Was zu tun ist –
a: Übersetze diesen Satz aus dem Artikel ins Englische: „Das Aussehen des von S im Jahre 1923 oder 1924 hergestellten Stuhles ist zwischen den Parteien streitig.“
b: Aktualisiere den Abschnitt des Artikels, der mit den Worten „[2] Der von“ beginnt und nach „35 mit Polsterauflage.“ endet. Setze darin „Rohrgeflecht“ an die Stelle von „Korbgeflecht“ und gib den ganzen Abschnitt wieder.
c: In welchem Jahr hat M S laut dem Artikel seinen Stuhl geschaffen?

Artikel –

○ ○ ○ ○ ○ ○ ○

Bundesgerichtshof
UrhG § 2 Abs. 1 Nr. 4, Abs. 2, § 97; ZPO § 286
Zur Frage der Beweislast im Urheberrechts-Verletzungsprozeß.

BGH, Urteil vom 27. 5. 1981 – I ZR 102/79 – Stahlrohrstuhl II; OLG Düsseldorf (lexetius.com/1981,1)

[1] Tatbestand: Die Klägerin macht gegen die Beklagte Ansprüche wegen Verletzung von Urheberrechten an hinterbeinlosen Stahlrohrstühlen geltend. Sie leitet ihre Rechte von dem Architekten M S und hilfsweise von dem verstorbenen Fachlehrer G S her.
[2] Der von M S im Jahre 1926 geschaffene Stuhl hat folgende Form: …
[3] Das Aussehen des von S im Jahre 1923 oder 1924 hergestellten Stuhles ist zwischen den Parteien streitig. Nach Darstellung der Klägerin in ihrer Klageschrift wies der Stuhl folgende Form auf: …
[4] In einem Vertrag zwischen S und der Firma M vom 30. Dezember 1937 hat S folgende Handskizze des von ihm entworfenen Stuhles gefertigt: …
[5] Die Beklagte zu 1, deren persönlich haftende Gesellschafter die Beklagten zu 2 und 3 sind, stellt ebenso wie die Klägerin hinterbeinlose Stahlrohrstühle her und vertreibt sie. Es handelt sich dabei um ein Modell ohne Typenbezeichnung mit Lederbespannung, um das Modell B 42 mit Korbgeflecht und um das Modell B 35 mit Polsterauflage.

○ ○ ○ ○ ○ ○ ○

Gespeicherte Datensatzeinträge:

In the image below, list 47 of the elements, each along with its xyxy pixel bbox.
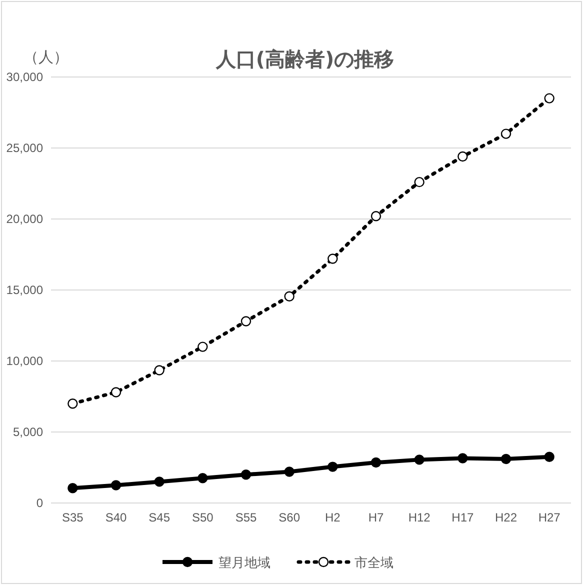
point — [198, 473, 208, 484]
x-tick-label: H22 — [494, 510, 518, 525]
x-tick-label: S60 — [278, 510, 300, 525]
x-tick-label: H27 — [538, 510, 561, 525]
x-tick-label: S35 — [62, 510, 84, 525]
chart-title: 人口(高齢者)の推移 — [214, 47, 394, 71]
point — [328, 462, 338, 472]
y-tick-label: 20,000 — [6, 212, 44, 226]
point — [370, 457, 382, 468]
point — [198, 342, 208, 352]
legend-label: 望月地域 — [218, 556, 270, 571]
x-tick-label: S50 — [192, 510, 214, 525]
point — [414, 176, 424, 188]
point — [110, 387, 122, 398]
point — [500, 454, 512, 464]
point — [68, 398, 78, 409]
y-tick-label: 30,000 — [6, 70, 44, 84]
y-tick-label: 15,000 — [6, 282, 44, 297]
y-tick-label: 0 — [36, 496, 44, 510]
point — [544, 93, 554, 104]
x-tick-label: S40 — [105, 510, 127, 525]
point — [544, 452, 554, 462]
point — [240, 470, 252, 480]
x-tick-label: H2 — [324, 510, 341, 525]
point — [284, 291, 294, 302]
y-axis-title: （人） — [24, 48, 68, 66]
point — [370, 211, 382, 222]
point — [110, 480, 122, 490]
point — [500, 128, 512, 139]
legend-label: 市全域 — [354, 556, 394, 571]
x-tick-label: H12 — [408, 510, 431, 525]
point — [240, 316, 252, 326]
x-tick-label: S45 — [148, 510, 170, 525]
y-tick-label: 5,000 — [12, 424, 44, 439]
point — [68, 482, 78, 494]
x-tick-label: H17 — [452, 510, 474, 525]
point — [414, 454, 424, 465]
point — [458, 453, 468, 464]
point — [154, 365, 164, 376]
x-tick-label: S55 — [235, 510, 257, 525]
point — [154, 476, 164, 487]
point — [328, 254, 338, 264]
point — [284, 466, 294, 477]
x-tick-label: H7 — [368, 510, 384, 525]
y-tick-label: 25,000 — [6, 140, 44, 155]
y-tick-label: 10,000 — [6, 354, 44, 368]
point — [458, 151, 468, 162]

○ ○ ○ ○ ○ ○ ○

Lösungen je Aufgabe –
a: The appearance of the chair made by S in 1923 or 1924 is disputed between the parties.

b:
[2] Der von M S im Jahre 1926 geschaffene Stuhl hat folgende Form: …
[3] Das Aussehen des von S im Jahre 1923 oder 1924 hergestellten Stuhles ist zwischen den Parteien streitig. Nach Darstellung der Klägerin in ihrer Klageschrift wies der Stuhl folgende Form auf: …
[4] In einem Vertrag zwischen S und der Firma M vom 30. Dezember 1937 hat S folgende Handskizze des von ihm entworfenen Stuhles gefertigt: …
[5] Die Beklagte zu 1, deren persönlich haftende Gesellschafter die Beklagten zu 2 und 3 sind, stellt ebenso wie die Klägerin hinterbeinlose Stahlrohrstühle her und vertreibt sie. Es handelt sich dabei um ein Modell ohne Typenbezeichnung mit Lederbespannung, um das Modell B 42 mit Rohrgeflecht und um das Modell B 35 mit Polsterauflage.

c: Im Jahre 1926.